Where a line holds the word "image", copy that line.

------------------------------------

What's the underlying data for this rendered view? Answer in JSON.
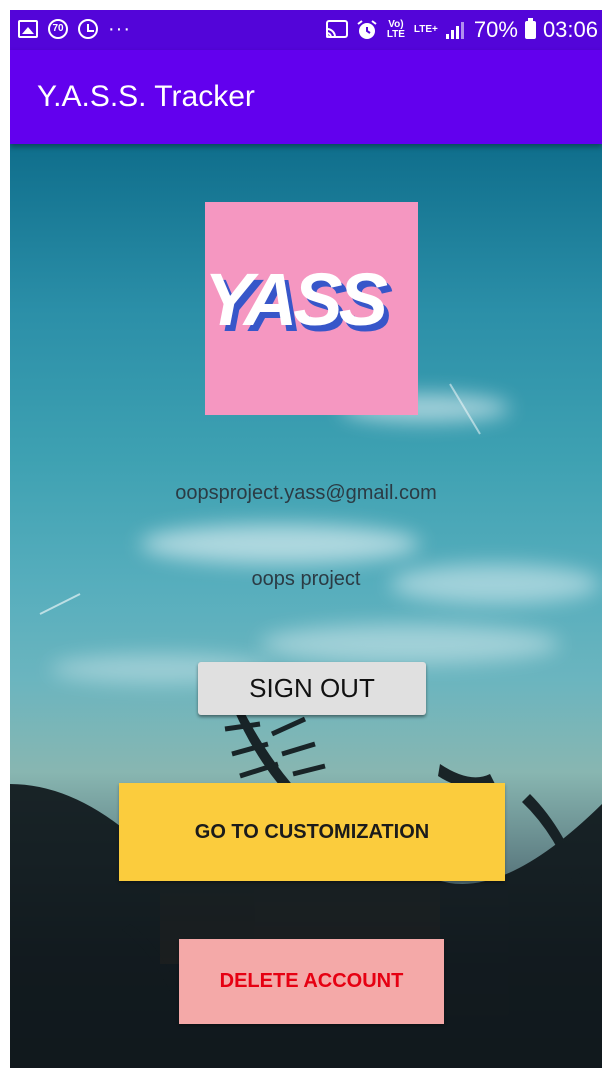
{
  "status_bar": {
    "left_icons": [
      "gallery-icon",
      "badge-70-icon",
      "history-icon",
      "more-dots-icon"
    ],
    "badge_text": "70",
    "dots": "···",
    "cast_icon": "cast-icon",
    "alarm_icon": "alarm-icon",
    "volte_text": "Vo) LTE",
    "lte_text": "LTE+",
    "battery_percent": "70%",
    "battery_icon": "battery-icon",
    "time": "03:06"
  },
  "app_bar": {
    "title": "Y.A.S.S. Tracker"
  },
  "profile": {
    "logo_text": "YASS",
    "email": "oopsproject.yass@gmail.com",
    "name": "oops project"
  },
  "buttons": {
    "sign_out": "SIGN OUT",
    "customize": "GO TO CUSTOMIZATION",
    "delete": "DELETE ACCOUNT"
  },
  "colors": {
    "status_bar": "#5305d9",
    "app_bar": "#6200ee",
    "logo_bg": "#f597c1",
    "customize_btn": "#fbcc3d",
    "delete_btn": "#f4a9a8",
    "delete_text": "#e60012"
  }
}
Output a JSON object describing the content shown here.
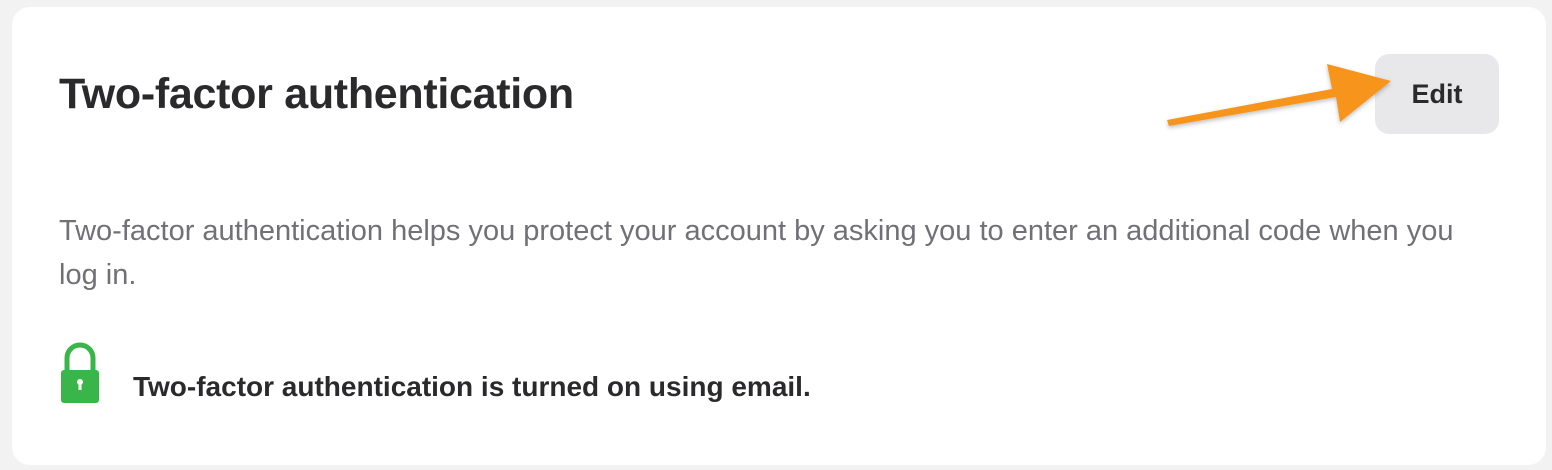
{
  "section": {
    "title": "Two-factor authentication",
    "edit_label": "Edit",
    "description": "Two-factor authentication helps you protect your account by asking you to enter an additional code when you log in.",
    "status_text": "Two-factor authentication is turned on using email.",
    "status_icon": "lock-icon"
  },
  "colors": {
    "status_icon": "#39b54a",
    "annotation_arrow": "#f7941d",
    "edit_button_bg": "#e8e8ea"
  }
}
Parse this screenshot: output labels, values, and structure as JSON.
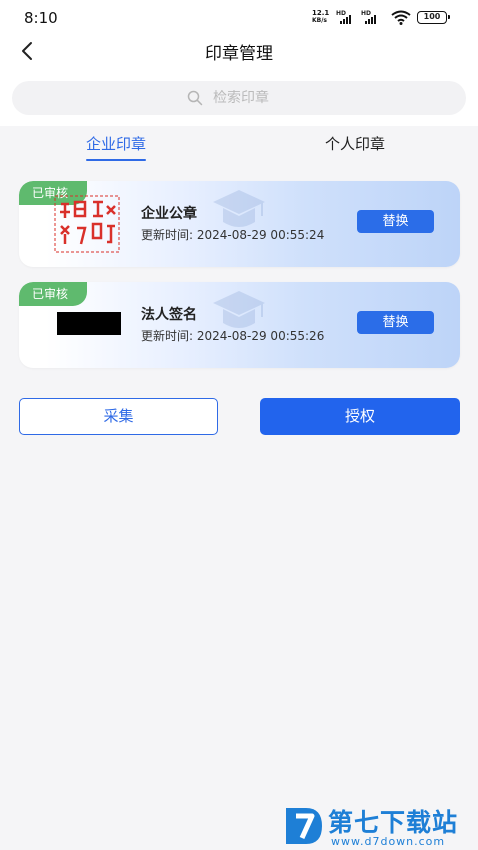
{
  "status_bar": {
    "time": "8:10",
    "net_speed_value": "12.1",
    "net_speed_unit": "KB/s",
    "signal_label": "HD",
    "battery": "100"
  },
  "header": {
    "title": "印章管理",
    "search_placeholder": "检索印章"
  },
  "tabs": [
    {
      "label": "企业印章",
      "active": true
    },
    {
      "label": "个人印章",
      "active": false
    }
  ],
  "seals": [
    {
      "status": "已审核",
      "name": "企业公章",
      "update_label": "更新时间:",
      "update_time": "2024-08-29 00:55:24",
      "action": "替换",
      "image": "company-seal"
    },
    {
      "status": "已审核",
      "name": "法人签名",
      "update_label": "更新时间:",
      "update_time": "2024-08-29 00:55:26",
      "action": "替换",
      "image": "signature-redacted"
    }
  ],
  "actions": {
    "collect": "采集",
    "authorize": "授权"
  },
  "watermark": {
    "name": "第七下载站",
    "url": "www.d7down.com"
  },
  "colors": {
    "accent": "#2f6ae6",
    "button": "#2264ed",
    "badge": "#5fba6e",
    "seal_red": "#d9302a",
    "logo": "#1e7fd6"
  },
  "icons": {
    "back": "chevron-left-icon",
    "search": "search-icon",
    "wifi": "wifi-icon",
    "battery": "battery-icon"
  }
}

------------------------------------

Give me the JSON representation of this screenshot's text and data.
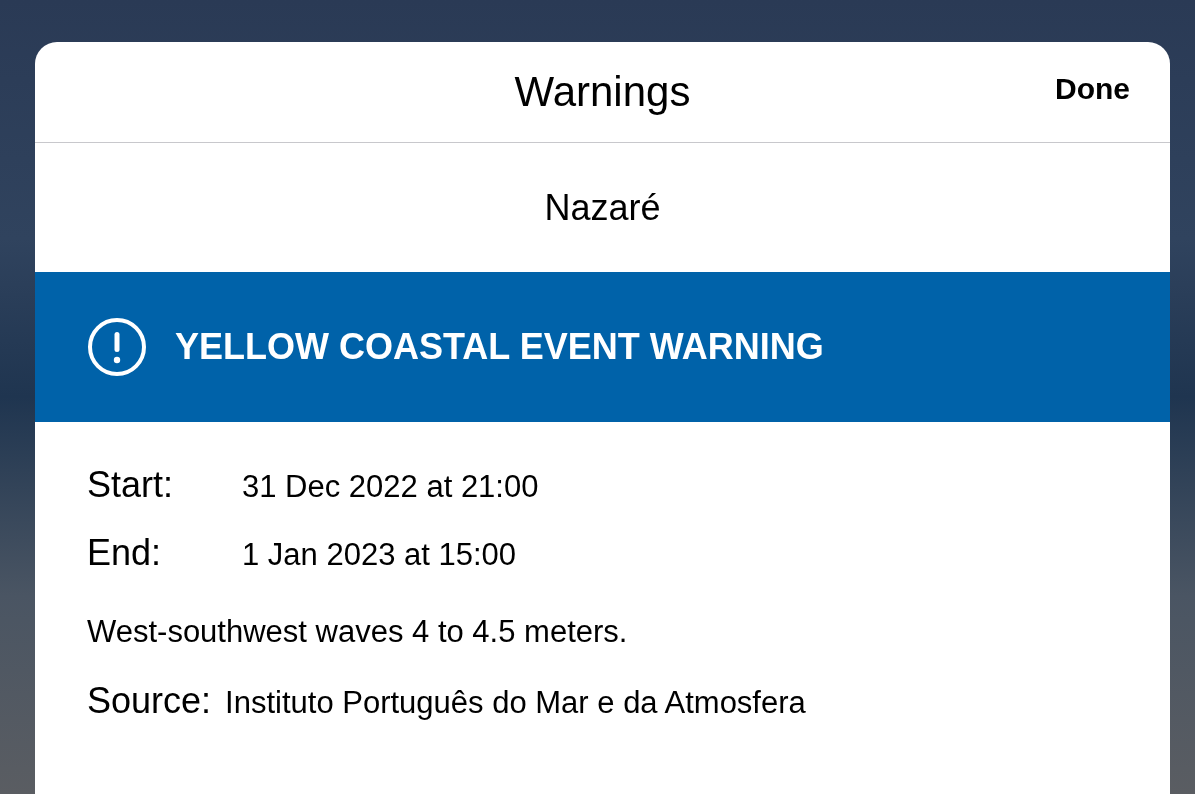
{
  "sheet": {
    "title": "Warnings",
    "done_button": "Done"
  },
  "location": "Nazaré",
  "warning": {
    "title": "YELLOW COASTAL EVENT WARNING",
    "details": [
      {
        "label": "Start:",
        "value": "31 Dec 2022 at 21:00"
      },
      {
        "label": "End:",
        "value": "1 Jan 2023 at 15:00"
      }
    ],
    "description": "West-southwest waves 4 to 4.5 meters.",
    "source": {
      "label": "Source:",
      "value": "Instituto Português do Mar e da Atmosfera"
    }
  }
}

------------------------------------

The response:
      "image": "company-seal"
      "image": "signature-redacted"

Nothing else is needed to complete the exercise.